Excerpted passage –
---------------
0

I tried to adapt this script I found by searching Google. Was working perfectly with the previous emails I was receiving, as it was directly extracting the "From" field, and I didn't get the error.

Here is what my code looks like :

#!/usr/bin/python

import imaplib
import sys
import email
import re

#FOLDER=sys.argv[1]
FOLDER='folder'
LOGIN='login@gmail.com'
PASSWORD='password'
IMAP_HOST = 'imap.gmail.com'  # Change this according to your provider

email_list = []
email_unique = []

mail = imaplib.IMAP4_SSL(IMAP_HOST)
mail.login(LOGIN, PASSWORD)
mail.select(FOLDER)

result, data = mail.search(None, 'ALL')
ids = data[0]
id_list = ids.split()
for i in id_list:
    typ, data = mail.fetch(i,'(RFC822)')
    for response_part in data:
        if isinstance(response_part, tuple):
            msg = email.message_from_string(response_part[1])
            sender = msg['reply-to'].split()[0]
            address = re.sub(r'[<>]','',sender)
# Ignore any occurences of own email address and add to list
    if not re.search(r'' + re.escape(LOGIN),address) and not address in email_list:
        email_list.append(address)
---------------
Given information –
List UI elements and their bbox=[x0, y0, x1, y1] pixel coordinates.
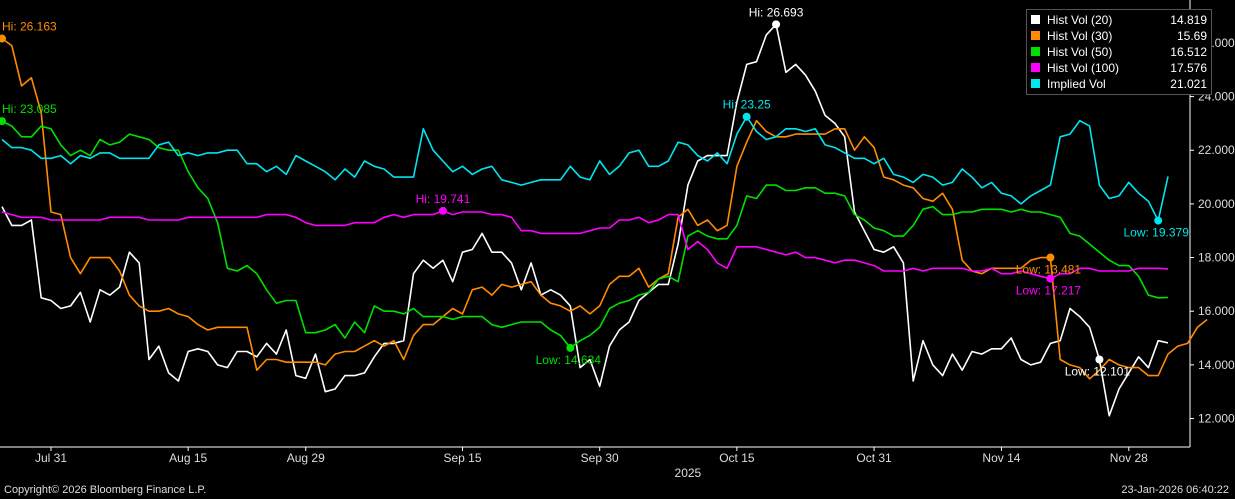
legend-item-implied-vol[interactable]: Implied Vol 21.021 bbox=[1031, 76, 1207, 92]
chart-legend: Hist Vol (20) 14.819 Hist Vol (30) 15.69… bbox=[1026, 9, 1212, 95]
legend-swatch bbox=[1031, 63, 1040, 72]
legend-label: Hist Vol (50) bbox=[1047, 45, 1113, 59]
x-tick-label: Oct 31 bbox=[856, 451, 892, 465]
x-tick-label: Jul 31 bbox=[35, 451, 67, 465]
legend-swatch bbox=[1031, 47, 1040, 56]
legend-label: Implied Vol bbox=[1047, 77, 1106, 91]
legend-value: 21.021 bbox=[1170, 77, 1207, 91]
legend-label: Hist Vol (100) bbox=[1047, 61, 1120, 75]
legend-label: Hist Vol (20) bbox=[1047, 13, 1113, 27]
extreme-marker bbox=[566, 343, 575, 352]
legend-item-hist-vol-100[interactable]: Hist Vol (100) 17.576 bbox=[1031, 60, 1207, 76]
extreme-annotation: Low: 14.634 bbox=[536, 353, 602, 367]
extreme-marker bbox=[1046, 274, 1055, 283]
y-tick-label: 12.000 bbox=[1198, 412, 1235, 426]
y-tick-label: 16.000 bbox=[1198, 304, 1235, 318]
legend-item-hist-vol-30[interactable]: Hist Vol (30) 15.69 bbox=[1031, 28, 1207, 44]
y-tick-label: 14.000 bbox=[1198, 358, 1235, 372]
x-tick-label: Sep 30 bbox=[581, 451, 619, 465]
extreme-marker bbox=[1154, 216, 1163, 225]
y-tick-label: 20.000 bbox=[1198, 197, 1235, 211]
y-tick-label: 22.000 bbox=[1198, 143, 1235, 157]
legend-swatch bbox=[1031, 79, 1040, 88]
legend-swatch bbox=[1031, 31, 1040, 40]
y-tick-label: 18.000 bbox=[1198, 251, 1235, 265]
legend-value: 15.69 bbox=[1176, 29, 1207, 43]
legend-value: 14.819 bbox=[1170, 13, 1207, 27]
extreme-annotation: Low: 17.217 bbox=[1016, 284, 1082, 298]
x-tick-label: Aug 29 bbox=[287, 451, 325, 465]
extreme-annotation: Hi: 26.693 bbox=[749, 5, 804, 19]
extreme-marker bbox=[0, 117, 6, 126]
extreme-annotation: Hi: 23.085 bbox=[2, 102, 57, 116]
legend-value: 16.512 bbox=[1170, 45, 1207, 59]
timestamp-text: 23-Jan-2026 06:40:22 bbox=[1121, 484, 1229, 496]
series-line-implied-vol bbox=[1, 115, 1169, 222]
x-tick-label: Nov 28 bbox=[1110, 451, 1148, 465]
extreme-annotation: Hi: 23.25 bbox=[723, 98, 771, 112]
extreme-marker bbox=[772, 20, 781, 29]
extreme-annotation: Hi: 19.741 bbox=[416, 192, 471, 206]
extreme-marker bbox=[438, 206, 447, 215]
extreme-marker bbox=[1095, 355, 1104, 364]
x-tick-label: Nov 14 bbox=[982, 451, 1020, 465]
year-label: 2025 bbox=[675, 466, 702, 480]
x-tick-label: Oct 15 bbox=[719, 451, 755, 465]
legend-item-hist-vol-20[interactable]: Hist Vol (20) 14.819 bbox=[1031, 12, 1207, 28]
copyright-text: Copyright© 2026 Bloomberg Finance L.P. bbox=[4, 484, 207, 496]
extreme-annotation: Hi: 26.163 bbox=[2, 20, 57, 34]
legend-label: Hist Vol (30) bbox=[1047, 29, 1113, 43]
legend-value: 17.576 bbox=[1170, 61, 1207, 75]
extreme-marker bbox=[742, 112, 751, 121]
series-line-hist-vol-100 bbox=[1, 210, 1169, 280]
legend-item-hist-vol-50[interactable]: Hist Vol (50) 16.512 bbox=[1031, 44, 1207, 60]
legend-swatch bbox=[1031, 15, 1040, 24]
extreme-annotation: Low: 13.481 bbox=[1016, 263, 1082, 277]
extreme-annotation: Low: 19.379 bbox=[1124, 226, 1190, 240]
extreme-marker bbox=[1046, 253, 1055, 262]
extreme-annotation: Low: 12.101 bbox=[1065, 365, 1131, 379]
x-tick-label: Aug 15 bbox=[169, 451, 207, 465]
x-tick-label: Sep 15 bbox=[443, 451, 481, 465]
---------------
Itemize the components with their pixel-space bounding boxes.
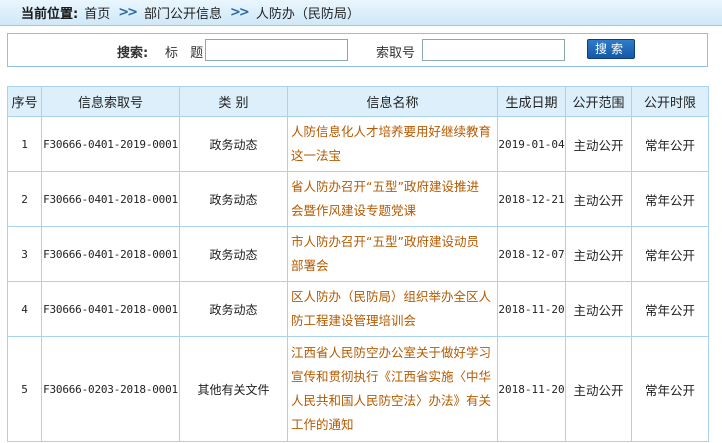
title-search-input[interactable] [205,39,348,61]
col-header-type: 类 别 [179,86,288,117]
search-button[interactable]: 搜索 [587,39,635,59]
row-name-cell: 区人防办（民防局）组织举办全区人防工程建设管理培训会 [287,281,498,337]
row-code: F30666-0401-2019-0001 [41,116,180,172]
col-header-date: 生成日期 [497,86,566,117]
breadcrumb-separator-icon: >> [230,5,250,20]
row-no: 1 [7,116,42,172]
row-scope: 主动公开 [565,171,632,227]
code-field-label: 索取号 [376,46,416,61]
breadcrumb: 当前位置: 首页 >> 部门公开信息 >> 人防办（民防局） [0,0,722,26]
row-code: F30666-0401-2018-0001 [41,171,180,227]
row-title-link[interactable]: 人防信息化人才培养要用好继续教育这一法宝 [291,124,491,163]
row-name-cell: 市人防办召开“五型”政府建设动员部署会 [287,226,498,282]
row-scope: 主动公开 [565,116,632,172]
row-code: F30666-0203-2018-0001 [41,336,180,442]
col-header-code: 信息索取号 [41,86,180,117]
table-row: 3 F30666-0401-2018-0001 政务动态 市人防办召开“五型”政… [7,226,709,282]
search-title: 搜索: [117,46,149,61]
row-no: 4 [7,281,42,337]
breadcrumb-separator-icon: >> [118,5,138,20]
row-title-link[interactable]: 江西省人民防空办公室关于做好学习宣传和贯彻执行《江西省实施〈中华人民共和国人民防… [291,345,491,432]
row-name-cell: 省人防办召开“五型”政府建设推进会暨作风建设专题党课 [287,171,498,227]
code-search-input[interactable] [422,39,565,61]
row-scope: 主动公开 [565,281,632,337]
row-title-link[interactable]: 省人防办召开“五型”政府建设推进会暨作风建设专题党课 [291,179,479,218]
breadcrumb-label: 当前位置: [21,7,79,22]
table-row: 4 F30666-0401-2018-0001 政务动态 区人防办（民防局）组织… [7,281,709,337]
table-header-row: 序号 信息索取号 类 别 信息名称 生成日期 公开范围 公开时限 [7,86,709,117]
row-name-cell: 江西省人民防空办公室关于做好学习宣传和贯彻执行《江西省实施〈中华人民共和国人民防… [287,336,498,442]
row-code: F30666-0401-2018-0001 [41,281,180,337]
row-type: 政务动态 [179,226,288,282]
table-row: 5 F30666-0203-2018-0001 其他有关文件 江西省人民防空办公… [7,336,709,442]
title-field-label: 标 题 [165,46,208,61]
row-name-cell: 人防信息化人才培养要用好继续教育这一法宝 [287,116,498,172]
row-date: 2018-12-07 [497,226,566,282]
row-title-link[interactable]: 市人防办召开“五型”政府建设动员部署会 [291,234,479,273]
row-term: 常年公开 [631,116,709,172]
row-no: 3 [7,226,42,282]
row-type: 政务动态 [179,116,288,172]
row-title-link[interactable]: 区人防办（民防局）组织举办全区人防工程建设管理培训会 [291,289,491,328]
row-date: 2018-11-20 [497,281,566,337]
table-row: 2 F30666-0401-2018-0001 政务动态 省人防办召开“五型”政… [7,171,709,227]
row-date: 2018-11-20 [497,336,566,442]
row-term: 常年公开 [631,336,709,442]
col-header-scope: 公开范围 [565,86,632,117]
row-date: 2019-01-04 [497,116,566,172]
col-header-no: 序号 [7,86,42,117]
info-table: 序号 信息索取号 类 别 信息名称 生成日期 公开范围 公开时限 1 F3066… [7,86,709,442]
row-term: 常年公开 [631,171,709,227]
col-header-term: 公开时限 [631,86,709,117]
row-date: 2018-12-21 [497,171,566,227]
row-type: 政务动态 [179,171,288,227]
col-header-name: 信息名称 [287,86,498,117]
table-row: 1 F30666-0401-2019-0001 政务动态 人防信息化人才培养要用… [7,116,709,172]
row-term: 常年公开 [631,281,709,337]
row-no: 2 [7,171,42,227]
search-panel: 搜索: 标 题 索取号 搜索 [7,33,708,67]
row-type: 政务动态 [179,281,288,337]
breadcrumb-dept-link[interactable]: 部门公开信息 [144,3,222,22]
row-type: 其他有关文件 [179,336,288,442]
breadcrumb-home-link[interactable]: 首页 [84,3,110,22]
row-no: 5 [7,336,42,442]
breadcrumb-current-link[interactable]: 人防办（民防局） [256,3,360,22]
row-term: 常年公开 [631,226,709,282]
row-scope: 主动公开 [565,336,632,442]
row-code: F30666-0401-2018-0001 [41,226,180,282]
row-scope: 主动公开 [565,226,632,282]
---------------
What the task requires – Write the next part of the forum post about the Python script that pulls reply-to addresses from a Gmail folder, picking up right after its final line of code.

Solved problem –
        print address
Vanity
  • 33
  • 2
  • 7
  • email may not have `reply-to`. It is normal. – furas Dec 06 '16 at 14:43
  • all the email does have reply-to. In fact, it's not extracting the email address, that's the only problem here – Vanity Dec 06 '16 at 14:48
  • if you sure that you email have `reply-to` then use `print()` to see what you have in `msg` and in `msg['reply-to']` and in `msg['reply-to'].split()` – furas Dec 06 '16 at 14:51
  • the result of msg['reply-to'] is what I'm looking for, but I only need what is contained between < and > (the email address in fact) – Vanity Dec 06 '16 at 14:59
  • and what do you have in `msg['reply-to'].split()` ? maybe you need `[-1]` instead of `[0]` – furas Dec 06 '16 at 15:24
  • Alright thanks, fixed everything. Simply needed to change that line : `sender = msg['reply-to'].split()[-1]` – Vanity Dec 06 '16 at 15:27

1 Answers1

4

Instead of messing around with string splitting and slicing, the correct approach is to use parseaddr from the email.utils package in the standard library. It correctly handles the various legal address formats in email headers.

Some examples:

>>> from email.utils import parseaddr
>>> parseaddr("sally@foo.com")
('', 'sally@foo.com')
>>> parseaddr("<sally@foo.com>")
('', 'sally@foo.com')
>>> parseaddr("Sally <sally@foo.com>")
('Sally', 'sally@foo.com')
>>> parseaddr("Sally Smith <sally@foo.com>")
('Sally Smith', 'sally@foo.com')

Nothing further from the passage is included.